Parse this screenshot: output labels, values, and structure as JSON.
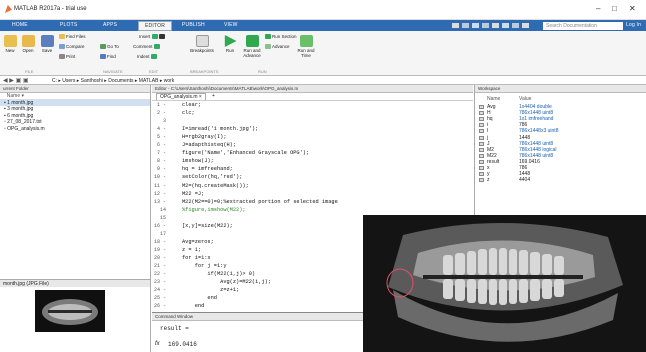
{
  "window": {
    "title": "MATLAB R2017a - trial use"
  },
  "tabs": [
    {
      "label": "HOME"
    },
    {
      "label": "PLOTS"
    },
    {
      "label": "APPS"
    },
    {
      "label": "EDITOR"
    },
    {
      "label": "PUBLISH"
    },
    {
      "label": "VIEW"
    }
  ],
  "search": {
    "placeholder": "Search Documentation"
  },
  "login": "Log In",
  "ribbon": {
    "new": "New",
    "open": "Open",
    "save": "Save",
    "find_files": "Find Files",
    "compare": "Compare",
    "print": "Print",
    "go_to": "Go To",
    "find": "Find",
    "insert": "Insert",
    "comment": "Comment",
    "indent": "Indent",
    "breakpoints": "Breakpoints",
    "run": "Run",
    "run_and_advance": "Run and Advance",
    "run_section": "Run Section",
    "advance": "Advance",
    "run_and_time": "Run and Time",
    "groups": [
      "FILE",
      "NAVIGATE",
      "EDIT",
      "BREAKPOINTS",
      "RUN"
    ]
  },
  "address": {
    "path": [
      "C:",
      "Users",
      "Santhoshi",
      "Documents",
      "MATLAB",
      "work"
    ]
  },
  "current_folder": {
    "title": "urrent Folder",
    "column": "Name",
    "files": [
      "1 month.jpg",
      "3 month.jpg",
      "6 month.jpg",
      "27_08_2017.txt",
      "OPG_analysis.m"
    ],
    "details_file": "month.jpg (JPG File)"
  },
  "editor": {
    "title": "Editor - C:\\Users\\Santhoshi\\Documents\\MATLAB\\work\\OPG_analysis.m",
    "tab": "OPG_analysis.m",
    "lines": [
      {
        "n": "1 -",
        "code": "clear;"
      },
      {
        "n": "2 -",
        "code": "clc;"
      },
      {
        "n": "3",
        "code": ""
      },
      {
        "n": "4 -",
        "code": "I=imread('1 month.jpg');"
      },
      {
        "n": "5 -",
        "code": "H=rgb2gray(I);"
      },
      {
        "n": "6 -",
        "code": "J=adapthisteq(H);"
      },
      {
        "n": "7 -",
        "code": "figure('Name','Enhanced Grayscale OPG');"
      },
      {
        "n": "8 -",
        "code": "imshow(J);"
      },
      {
        "n": "9 -",
        "code": "hq = imfreehand;"
      },
      {
        "n": "10 -",
        "code": "setColor(hq,'red');"
      },
      {
        "n": "11 -",
        "code": "M2=(hq.createMask());"
      },
      {
        "n": "12 -",
        "code": "M22 =J;"
      },
      {
        "n": "13 -",
        "code": "M22(M2==0)=0;%extracted portion of selected image"
      },
      {
        "n": "14",
        "code": "%figure,imshow(M22);"
      },
      {
        "n": "15",
        "code": ""
      },
      {
        "n": "16 -",
        "code": "[x,y]=size(M22);"
      },
      {
        "n": "17",
        "code": ""
      },
      {
        "n": "18 -",
        "code": "Avg=zeros;"
      },
      {
        "n": "19 -",
        "code": "z = 1;"
      },
      {
        "n": "20 -",
        "code": "for i=1:x"
      },
      {
        "n": "21 -",
        "code": "    for j =1:y"
      },
      {
        "n": "22 -",
        "code": "        if(M22(i,j)> 0)"
      },
      {
        "n": "23 -",
        "code": "            Avg(z)=M22(i,j);"
      },
      {
        "n": "24 -",
        "code": "            z=z+1;"
      },
      {
        "n": "25 -",
        "code": "        end"
      },
      {
        "n": "26 -",
        "code": "    end"
      }
    ]
  },
  "command_window": {
    "title": "Command Window",
    "line1": "result =",
    "line2": "169.0416",
    "prompt": "fx"
  },
  "workspace": {
    "title": "Workspace",
    "col_name": "Name",
    "col_value": "Value",
    "vars": [
      {
        "name": "Avg",
        "value": "1x4404 double"
      },
      {
        "name": "H",
        "value": "786x1448 uint8"
      },
      {
        "name": "hq",
        "value": "1x1 imfreehand"
      },
      {
        "name": "i",
        "value": "786"
      },
      {
        "name": "I",
        "value": "786x1448x3 uint8"
      },
      {
        "name": "j",
        "value": "1448"
      },
      {
        "name": "J",
        "value": "786x1448 uint8"
      },
      {
        "name": "M2",
        "value": "786x1448 logical"
      },
      {
        "name": "M22",
        "value": "786x1448 uint8"
      },
      {
        "name": "result",
        "value": "169.0416"
      },
      {
        "name": "x",
        "value": "786"
      },
      {
        "name": "y",
        "value": "1448"
      },
      {
        "name": "z",
        "value": "4404"
      }
    ]
  },
  "colors": {
    "tabbar": "#2e6bb3",
    "code_comment": "#228b22",
    "mask_outline": "#e0506a"
  }
}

-------

WORK TO BE COMPLETED:
Leave out the pictures and copy everything else in the records word for word.

ANSWER BELOW:
Parse this screenshot: output labels, values, and structure as JSON.
{
  "window": {
    "title": "MATLAB R2017a - trial use"
  },
  "tabs": [
    {
      "label": "HOME"
    },
    {
      "label": "PLOTS"
    },
    {
      "label": "APPS"
    },
    {
      "label": "EDITOR"
    },
    {
      "label": "PUBLISH"
    },
    {
      "label": "VIEW"
    }
  ],
  "search": {
    "placeholder": "Search Documentation"
  },
  "login": "Log In",
  "ribbon": {
    "new": "New",
    "open": "Open",
    "save": "Save",
    "find_files": "Find Files",
    "compare": "Compare",
    "print": "Print",
    "go_to": "Go To",
    "find": "Find",
    "insert": "Insert",
    "comment": "Comment",
    "indent": "Indent",
    "breakpoints": "Breakpoints",
    "run": "Run",
    "run_and_advance": "Run and Advance",
    "run_section": "Run Section",
    "advance": "Advance",
    "run_and_time": "Run and Time",
    "groups": [
      "FILE",
      "NAVIGATE",
      "EDIT",
      "BREAKPOINTS",
      "RUN"
    ]
  },
  "address": {
    "path": [
      "C:",
      "Users",
      "Santhoshi",
      "Documents",
      "MATLAB",
      "work"
    ]
  },
  "current_folder": {
    "title": "urrent Folder",
    "column": "Name",
    "files": [
      "1 month.jpg",
      "3 month.jpg",
      "6 month.jpg",
      "27_08_2017.txt",
      "OPG_analysis.m"
    ],
    "details_file": "month.jpg (JPG File)"
  },
  "editor": {
    "title": "Editor - C:\\Users\\Santhoshi\\Documents\\MATLAB\\work\\OPG_analysis.m",
    "tab": "OPG_analysis.m",
    "lines": [
      {
        "n": "1 -",
        "code": "clear;"
      },
      {
        "n": "2 -",
        "code": "clc;"
      },
      {
        "n": "3",
        "code": ""
      },
      {
        "n": "4 -",
        "code": "I=imread('1 month.jpg');"
      },
      {
        "n": "5 -",
        "code": "H=rgb2gray(I);"
      },
      {
        "n": "6 -",
        "code": "J=adapthisteq(H);"
      },
      {
        "n": "7 -",
        "code": "figure('Name','Enhanced Grayscale OPG');"
      },
      {
        "n": "8 -",
        "code": "imshow(J);"
      },
      {
        "n": "9 -",
        "code": "hq = imfreehand;"
      },
      {
        "n": "10 -",
        "code": "setColor(hq,'red');"
      },
      {
        "n": "11 -",
        "code": "M2=(hq.createMask());"
      },
      {
        "n": "12 -",
        "code": "M22 =J;"
      },
      {
        "n": "13 -",
        "code": "M22(M2==0)=0;%extracted portion of selected image"
      },
      {
        "n": "14",
        "code": "%figure,imshow(M22);"
      },
      {
        "n": "15",
        "code": ""
      },
      {
        "n": "16 -",
        "code": "[x,y]=size(M22);"
      },
      {
        "n": "17",
        "code": ""
      },
      {
        "n": "18 -",
        "code": "Avg=zeros;"
      },
      {
        "n": "19 -",
        "code": "z = 1;"
      },
      {
        "n": "20 -",
        "code": "for i=1:x"
      },
      {
        "n": "21 -",
        "code": "    for j =1:y"
      },
      {
        "n": "22 -",
        "code": "        if(M22(i,j)> 0)"
      },
      {
        "n": "23 -",
        "code": "            Avg(z)=M22(i,j);"
      },
      {
        "n": "24 -",
        "code": "            z=z+1;"
      },
      {
        "n": "25 -",
        "code": "        end"
      },
      {
        "n": "26 -",
        "code": "    end"
      }
    ]
  },
  "command_window": {
    "title": "Command Window",
    "line1": "result =",
    "line2": "169.0416",
    "prompt": "fx"
  },
  "workspace": {
    "title": "Workspace",
    "col_name": "Name",
    "col_value": "Value",
    "vars": [
      {
        "name": "Avg",
        "value": "1x4404 double"
      },
      {
        "name": "H",
        "value": "786x1448 uint8"
      },
      {
        "name": "hq",
        "value": "1x1 imfreehand"
      },
      {
        "name": "i",
        "value": "786"
      },
      {
        "name": "I",
        "value": "786x1448x3 uint8"
      },
      {
        "name": "j",
        "value": "1448"
      },
      {
        "name": "J",
        "value": "786x1448 uint8"
      },
      {
        "name": "M2",
        "value": "786x1448 logical"
      },
      {
        "name": "M22",
        "value": "786x1448 uint8"
      },
      {
        "name": "result",
        "value": "169.0416"
      },
      {
        "name": "x",
        "value": "786"
      },
      {
        "name": "y",
        "value": "1448"
      },
      {
        "name": "z",
        "value": "4404"
      }
    ]
  },
  "colors": {
    "tabbar": "#2e6bb3",
    "code_comment": "#228b22",
    "mask_outline": "#e0506a"
  }
}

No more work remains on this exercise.